▸ **Task**: Tally the lines that hold the word "культурных" and reply with that figure only.

[Dataset excerpt]
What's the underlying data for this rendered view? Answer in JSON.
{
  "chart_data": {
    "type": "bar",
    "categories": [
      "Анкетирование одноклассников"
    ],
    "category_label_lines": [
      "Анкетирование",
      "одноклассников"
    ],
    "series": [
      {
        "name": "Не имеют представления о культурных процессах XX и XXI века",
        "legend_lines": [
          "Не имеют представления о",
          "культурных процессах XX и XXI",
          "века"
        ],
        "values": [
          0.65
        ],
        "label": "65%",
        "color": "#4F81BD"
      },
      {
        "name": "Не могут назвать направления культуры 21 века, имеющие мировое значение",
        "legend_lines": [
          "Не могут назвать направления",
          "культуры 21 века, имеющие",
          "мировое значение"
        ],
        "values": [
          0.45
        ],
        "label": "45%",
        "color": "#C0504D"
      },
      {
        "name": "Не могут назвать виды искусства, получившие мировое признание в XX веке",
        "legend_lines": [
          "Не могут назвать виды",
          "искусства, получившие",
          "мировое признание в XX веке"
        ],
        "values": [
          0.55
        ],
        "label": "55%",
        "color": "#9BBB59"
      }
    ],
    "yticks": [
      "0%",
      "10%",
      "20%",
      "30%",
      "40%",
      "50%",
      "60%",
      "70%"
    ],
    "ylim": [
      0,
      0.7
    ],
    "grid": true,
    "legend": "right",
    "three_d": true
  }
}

==

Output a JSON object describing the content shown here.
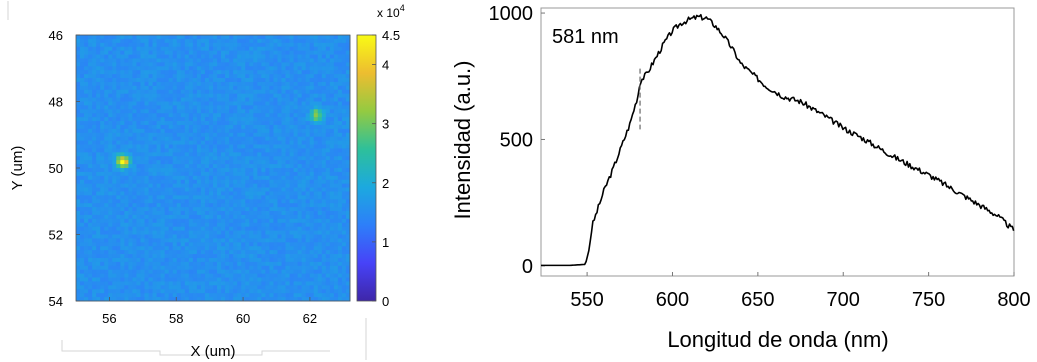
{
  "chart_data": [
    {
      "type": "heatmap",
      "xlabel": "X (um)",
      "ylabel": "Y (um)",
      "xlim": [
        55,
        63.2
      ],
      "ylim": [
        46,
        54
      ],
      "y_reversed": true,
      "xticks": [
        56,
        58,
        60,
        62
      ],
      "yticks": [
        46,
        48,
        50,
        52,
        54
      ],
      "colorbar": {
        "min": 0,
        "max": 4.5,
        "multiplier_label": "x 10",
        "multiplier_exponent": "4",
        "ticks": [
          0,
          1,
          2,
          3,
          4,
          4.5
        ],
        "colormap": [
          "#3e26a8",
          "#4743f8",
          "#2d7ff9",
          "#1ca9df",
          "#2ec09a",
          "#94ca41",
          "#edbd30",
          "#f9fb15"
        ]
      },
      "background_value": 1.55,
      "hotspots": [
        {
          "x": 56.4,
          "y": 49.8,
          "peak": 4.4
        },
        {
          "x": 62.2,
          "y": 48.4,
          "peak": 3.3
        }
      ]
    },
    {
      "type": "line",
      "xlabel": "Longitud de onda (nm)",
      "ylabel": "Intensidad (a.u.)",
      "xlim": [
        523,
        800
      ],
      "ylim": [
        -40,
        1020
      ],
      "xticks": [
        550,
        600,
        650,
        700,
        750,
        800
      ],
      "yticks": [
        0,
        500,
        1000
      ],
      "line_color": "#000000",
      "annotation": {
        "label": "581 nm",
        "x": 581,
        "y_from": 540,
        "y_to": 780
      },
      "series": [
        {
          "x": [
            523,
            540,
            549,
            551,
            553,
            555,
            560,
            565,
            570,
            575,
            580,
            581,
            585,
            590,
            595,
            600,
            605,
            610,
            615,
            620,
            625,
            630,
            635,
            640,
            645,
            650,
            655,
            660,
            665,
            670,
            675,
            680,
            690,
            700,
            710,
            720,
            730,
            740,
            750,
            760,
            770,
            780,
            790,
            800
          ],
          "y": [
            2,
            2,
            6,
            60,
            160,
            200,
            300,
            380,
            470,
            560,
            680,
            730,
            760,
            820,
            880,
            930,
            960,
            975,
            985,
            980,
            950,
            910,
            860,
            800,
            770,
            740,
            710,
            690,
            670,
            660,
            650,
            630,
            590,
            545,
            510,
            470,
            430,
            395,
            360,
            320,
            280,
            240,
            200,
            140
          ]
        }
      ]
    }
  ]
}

==

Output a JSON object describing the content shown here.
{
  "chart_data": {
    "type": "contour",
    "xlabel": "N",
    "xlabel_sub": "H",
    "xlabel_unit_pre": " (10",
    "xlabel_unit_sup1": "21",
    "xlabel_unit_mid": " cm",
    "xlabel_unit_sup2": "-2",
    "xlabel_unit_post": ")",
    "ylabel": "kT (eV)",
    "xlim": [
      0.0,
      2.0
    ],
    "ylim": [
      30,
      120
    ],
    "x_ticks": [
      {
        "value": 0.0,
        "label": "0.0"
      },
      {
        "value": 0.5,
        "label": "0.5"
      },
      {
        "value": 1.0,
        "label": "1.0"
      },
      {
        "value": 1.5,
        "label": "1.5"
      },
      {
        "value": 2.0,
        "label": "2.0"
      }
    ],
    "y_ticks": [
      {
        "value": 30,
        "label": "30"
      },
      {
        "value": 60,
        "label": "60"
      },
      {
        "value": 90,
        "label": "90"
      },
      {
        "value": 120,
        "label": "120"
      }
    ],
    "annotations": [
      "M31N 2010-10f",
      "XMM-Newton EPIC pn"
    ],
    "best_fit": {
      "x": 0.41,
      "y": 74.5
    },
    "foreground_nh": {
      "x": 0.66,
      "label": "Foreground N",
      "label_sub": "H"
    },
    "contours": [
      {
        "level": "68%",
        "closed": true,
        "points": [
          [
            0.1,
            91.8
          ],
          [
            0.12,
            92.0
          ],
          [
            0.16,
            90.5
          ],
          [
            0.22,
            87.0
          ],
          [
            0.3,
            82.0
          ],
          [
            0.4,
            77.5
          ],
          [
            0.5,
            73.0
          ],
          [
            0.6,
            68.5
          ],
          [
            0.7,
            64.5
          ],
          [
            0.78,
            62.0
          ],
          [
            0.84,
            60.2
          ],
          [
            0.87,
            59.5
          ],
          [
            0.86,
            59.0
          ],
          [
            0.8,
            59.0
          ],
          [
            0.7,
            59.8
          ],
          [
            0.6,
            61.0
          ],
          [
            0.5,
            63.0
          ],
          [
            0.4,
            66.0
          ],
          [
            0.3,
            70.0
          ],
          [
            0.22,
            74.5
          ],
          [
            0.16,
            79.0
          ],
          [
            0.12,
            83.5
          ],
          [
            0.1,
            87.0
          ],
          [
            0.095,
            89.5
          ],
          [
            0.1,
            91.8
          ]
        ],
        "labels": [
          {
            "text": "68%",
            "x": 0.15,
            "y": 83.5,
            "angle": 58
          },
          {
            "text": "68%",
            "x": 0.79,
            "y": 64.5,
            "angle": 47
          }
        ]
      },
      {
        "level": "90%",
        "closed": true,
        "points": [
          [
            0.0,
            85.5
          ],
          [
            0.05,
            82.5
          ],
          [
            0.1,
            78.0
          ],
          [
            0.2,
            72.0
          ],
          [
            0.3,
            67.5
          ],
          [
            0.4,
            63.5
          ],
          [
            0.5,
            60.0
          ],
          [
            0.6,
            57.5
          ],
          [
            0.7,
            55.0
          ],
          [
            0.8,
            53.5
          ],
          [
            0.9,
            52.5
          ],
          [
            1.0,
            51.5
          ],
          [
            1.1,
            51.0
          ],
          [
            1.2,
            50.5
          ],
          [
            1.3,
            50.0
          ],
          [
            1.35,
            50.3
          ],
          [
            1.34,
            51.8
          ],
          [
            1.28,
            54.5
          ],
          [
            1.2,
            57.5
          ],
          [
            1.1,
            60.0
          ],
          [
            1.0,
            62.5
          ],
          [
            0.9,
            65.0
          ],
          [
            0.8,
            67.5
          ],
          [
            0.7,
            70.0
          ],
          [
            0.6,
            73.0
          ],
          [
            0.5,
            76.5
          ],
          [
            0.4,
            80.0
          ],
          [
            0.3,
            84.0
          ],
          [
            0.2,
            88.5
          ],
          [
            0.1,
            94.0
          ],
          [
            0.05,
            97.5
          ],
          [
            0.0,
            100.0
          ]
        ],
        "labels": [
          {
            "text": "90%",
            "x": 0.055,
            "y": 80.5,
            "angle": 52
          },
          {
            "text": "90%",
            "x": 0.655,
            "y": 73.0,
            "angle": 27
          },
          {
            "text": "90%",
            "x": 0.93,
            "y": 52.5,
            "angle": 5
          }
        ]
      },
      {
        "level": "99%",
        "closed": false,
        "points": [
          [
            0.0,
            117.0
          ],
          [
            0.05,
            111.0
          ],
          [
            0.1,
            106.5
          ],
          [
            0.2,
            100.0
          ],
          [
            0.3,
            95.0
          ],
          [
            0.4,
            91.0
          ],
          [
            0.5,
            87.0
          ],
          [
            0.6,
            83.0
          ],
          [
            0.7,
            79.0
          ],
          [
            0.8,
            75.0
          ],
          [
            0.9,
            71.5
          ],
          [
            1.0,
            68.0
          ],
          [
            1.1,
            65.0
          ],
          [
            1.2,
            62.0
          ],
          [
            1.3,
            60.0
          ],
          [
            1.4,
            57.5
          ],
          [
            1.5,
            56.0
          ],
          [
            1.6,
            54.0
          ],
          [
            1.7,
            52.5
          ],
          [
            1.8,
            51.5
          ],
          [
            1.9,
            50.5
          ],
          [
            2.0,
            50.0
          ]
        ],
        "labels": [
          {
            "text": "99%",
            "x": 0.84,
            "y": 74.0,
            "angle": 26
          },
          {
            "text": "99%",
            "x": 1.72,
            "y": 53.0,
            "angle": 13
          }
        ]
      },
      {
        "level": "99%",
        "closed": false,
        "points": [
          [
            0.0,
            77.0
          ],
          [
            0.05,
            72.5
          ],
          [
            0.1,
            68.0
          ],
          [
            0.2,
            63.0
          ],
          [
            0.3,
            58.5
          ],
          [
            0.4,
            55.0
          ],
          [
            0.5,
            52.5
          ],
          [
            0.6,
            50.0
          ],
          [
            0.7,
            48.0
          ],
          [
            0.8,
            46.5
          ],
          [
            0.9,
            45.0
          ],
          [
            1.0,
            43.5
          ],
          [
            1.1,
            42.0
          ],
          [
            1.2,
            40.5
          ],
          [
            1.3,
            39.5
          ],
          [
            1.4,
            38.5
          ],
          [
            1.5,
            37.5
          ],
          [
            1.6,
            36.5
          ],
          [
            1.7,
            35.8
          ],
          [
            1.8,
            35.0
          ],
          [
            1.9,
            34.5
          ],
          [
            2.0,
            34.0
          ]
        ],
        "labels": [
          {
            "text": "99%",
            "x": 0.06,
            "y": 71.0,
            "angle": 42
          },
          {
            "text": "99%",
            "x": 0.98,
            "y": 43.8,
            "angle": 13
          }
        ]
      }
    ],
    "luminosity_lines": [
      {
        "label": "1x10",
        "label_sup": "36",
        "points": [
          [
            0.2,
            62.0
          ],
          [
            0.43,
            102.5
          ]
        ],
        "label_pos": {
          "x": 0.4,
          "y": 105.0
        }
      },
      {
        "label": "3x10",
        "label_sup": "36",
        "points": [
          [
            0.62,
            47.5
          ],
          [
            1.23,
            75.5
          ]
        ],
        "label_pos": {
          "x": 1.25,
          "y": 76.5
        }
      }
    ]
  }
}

▸ **Exercise solution**: 2